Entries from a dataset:
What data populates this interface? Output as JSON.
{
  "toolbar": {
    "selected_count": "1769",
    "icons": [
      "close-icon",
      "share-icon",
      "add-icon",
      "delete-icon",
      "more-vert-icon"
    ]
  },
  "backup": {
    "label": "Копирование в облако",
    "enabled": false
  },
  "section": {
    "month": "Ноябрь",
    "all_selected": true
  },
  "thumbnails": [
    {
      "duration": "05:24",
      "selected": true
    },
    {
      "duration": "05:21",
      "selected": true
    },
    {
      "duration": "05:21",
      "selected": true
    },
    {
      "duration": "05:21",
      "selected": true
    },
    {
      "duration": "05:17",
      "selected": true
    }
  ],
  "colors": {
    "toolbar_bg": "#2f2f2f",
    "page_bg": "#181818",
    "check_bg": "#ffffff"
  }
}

## Do this:
Restate each record word for word.

## Task solution:
What data populates this interface? Output as JSON.
{
  "toolbar": {
    "selected_count": "1769",
    "icons": [
      "close-icon",
      "share-icon",
      "add-icon",
      "delete-icon",
      "more-vert-icon"
    ]
  },
  "backup": {
    "label": "Копирование в облако",
    "enabled": false
  },
  "section": {
    "month": "Ноябрь",
    "all_selected": true
  },
  "thumbnails": [
    {
      "duration": "05:24",
      "selected": true
    },
    {
      "duration": "05:21",
      "selected": true
    },
    {
      "duration": "05:21",
      "selected": true
    },
    {
      "duration": "05:21",
      "selected": true
    },
    {
      "duration": "05:17",
      "selected": true
    }
  ],
  "colors": {
    "toolbar_bg": "#2f2f2f",
    "page_bg": "#181818",
    "check_bg": "#ffffff"
  }
}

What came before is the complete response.